*Directions:*
Swap every "candle-body" in the material below for "candle-box" and write out all the lines again, otherwise unchanged.

:::::

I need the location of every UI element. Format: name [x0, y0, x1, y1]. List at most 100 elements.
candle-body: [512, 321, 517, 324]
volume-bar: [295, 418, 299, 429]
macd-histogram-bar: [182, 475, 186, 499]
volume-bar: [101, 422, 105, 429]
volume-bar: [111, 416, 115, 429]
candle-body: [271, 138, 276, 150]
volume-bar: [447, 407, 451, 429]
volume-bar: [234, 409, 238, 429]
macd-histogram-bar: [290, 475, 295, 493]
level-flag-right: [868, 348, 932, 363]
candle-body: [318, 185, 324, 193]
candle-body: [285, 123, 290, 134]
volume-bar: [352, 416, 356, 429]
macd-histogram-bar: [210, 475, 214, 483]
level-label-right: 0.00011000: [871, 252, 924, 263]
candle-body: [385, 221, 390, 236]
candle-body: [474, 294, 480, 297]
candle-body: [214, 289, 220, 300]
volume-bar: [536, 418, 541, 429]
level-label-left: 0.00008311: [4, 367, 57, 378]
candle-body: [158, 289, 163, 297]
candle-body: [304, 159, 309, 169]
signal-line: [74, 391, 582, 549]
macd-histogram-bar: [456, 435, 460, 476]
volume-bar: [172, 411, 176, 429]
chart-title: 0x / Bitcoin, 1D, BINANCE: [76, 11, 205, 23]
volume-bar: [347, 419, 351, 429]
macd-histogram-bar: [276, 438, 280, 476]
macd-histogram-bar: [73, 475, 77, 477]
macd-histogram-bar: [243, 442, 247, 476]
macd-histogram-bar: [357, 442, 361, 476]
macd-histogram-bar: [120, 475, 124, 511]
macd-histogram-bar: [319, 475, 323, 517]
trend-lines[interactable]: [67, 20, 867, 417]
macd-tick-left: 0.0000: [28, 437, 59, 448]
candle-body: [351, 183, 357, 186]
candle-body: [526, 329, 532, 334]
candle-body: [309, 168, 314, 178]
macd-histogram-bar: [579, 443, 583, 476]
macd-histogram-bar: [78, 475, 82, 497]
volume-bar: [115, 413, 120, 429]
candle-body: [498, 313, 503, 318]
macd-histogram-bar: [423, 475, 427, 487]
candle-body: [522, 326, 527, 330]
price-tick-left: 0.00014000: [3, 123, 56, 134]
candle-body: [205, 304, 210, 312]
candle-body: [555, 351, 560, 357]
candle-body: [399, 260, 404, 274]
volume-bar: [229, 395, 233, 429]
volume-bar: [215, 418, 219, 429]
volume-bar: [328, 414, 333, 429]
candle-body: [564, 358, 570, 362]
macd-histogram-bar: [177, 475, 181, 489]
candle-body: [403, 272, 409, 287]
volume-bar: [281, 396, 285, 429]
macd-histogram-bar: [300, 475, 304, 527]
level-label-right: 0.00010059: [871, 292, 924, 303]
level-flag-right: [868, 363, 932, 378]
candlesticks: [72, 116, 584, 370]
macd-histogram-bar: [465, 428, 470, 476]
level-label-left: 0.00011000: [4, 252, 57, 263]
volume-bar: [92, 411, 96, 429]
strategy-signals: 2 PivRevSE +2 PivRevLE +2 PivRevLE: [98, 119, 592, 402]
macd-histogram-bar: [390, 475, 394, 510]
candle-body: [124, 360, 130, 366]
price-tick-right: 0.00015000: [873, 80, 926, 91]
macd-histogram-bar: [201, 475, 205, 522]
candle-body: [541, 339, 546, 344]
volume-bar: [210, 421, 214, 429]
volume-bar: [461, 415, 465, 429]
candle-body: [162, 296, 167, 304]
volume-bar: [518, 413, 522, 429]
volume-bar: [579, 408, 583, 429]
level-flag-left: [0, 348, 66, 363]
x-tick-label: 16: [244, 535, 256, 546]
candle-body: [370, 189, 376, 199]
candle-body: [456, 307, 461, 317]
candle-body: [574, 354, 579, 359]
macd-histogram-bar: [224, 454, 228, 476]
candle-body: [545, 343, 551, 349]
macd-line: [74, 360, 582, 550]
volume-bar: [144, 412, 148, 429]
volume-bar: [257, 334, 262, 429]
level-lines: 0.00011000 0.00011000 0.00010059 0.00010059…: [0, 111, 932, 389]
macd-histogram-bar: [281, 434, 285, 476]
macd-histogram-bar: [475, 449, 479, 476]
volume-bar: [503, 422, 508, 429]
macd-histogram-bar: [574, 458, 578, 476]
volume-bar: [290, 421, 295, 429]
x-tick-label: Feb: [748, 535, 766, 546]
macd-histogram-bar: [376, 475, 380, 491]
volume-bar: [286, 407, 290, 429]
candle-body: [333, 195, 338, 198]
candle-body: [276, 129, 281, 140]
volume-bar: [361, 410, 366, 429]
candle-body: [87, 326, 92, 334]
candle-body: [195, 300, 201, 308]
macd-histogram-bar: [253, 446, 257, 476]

:::::

*Exercise solution:*
I need the location of every UI element. Format: name [x0, y0, x1, y1]. List at most 100 elements.
candle-box: [512, 321, 517, 324]
volume-bar: [295, 418, 299, 429]
macd-histogram-bar: [182, 475, 186, 499]
volume-bar: [101, 422, 105, 429]
volume-bar: [111, 416, 115, 429]
candle-box: [271, 138, 276, 150]
volume-bar: [447, 407, 451, 429]
volume-bar: [234, 409, 238, 429]
macd-histogram-bar: [290, 475, 295, 493]
level-flag-right: [868, 348, 932, 363]
candle-box: [318, 185, 324, 193]
candle-box: [285, 123, 290, 134]
volume-bar: [352, 416, 356, 429]
macd-histogram-bar: [210, 475, 214, 483]
level-label-right: 0.00011000: [871, 252, 924, 263]
candle-box: [385, 221, 390, 236]
candle-box: [474, 294, 480, 297]
candle-box: [214, 289, 220, 300]
volume-bar: [536, 418, 541, 429]
level-label-left: 0.00008311: [4, 367, 57, 378]
candle-box: [158, 289, 163, 297]
candle-box: [304, 159, 309, 169]
signal-line: [74, 391, 582, 549]
macd-histogram-bar: [456, 435, 460, 476]
volume-bar: [172, 411, 176, 429]
chart-title: 0x / Bitcoin, 1D, BINANCE: [76, 11, 205, 23]
volume-bar: [347, 419, 351, 429]
macd-histogram-bar: [276, 438, 280, 476]
macd-histogram-bar: [73, 475, 77, 477]
macd-histogram-bar: [243, 442, 247, 476]
macd-histogram-bar: [357, 442, 361, 476]
macd-histogram-bar: [120, 475, 124, 511]
macd-histogram-bar: [319, 475, 323, 517]
trend-lines[interactable]: [67, 20, 867, 417]
macd-tick-left: 0.0000: [28, 437, 59, 448]
candle-box: [351, 183, 357, 186]
candle-box: [526, 329, 532, 334]
candle-box: [309, 168, 314, 178]
macd-histogram-bar: [579, 443, 583, 476]
macd-histogram-bar: [78, 475, 82, 497]
volume-bar: [115, 413, 120, 429]
candle-box: [498, 313, 503, 318]
macd-histogram-bar: [423, 475, 427, 487]
candle-box: [522, 326, 527, 330]
price-tick-left: 0.00014000: [3, 123, 56, 134]
candle-box: [205, 304, 210, 312]
candle-box: [555, 351, 560, 357]
candle-box: [399, 260, 404, 274]
volume-bar: [229, 395, 233, 429]
volume-bar: [215, 418, 219, 429]
volume-bar: [328, 414, 333, 429]
candle-box: [564, 358, 570, 362]
macd-histogram-bar: [177, 475, 181, 489]
candle-box: [403, 272, 409, 287]
volume-bar: [281, 396, 285, 429]
macd-histogram-bar: [300, 475, 304, 527]
level-label-right: 0.00010059: [871, 292, 924, 303]
level-flag-right: [868, 363, 932, 378]
candlesticks: [72, 116, 584, 370]
macd-histogram-bar: [465, 428, 470, 476]
level-label-left: 0.00011000: [4, 252, 57, 263]
volume-bar: [92, 411, 96, 429]
strategy-signals: 2 PivRevSE +2 PivRevLE +2 PivRevLE: [98, 119, 592, 402]
macd-histogram-bar: [390, 475, 394, 510]
candle-box: [124, 360, 130, 366]
price-tick-right: 0.00015000: [873, 80, 926, 91]
macd-histogram-bar: [201, 475, 205, 522]
candle-box: [541, 339, 546, 344]
volume-bar: [210, 421, 214, 429]
volume-bar: [461, 415, 465, 429]
candle-box: [162, 296, 167, 304]
volume-bar: [518, 413, 522, 429]
volume-bar: [579, 408, 583, 429]
level-flag-left: [0, 348, 66, 363]
x-tick-label: 16: [244, 535, 256, 546]
candle-box: [370, 189, 376, 199]
candle-box: [456, 307, 461, 317]
candle-box: [574, 354, 579, 359]
macd-histogram-bar: [224, 454, 228, 476]
candle-box: [545, 343, 551, 349]
macd-line: [74, 360, 582, 550]
volume-bar: [144, 412, 148, 429]
volume-bar: [257, 334, 262, 429]
level-lines: 0.00011000 0.00011000 0.00010059 0.00010059…: [0, 111, 932, 389]
macd-histogram-bar: [281, 434, 285, 476]
macd-histogram-bar: [475, 449, 479, 476]
volume-bar: [503, 422, 508, 429]
macd-histogram-bar: [574, 458, 578, 476]
volume-bar: [290, 421, 295, 429]
x-tick-label: Feb: [748, 535, 766, 546]
macd-histogram-bar: [376, 475, 380, 491]
volume-bar: [286, 407, 290, 429]
candle-box: [333, 195, 338, 198]
candle-box: [276, 129, 281, 140]
volume-bar: [361, 410, 366, 429]
candle-box: [87, 326, 92, 334]
candle-box: [195, 300, 201, 308]
macd-histogram-bar: [253, 446, 257, 476]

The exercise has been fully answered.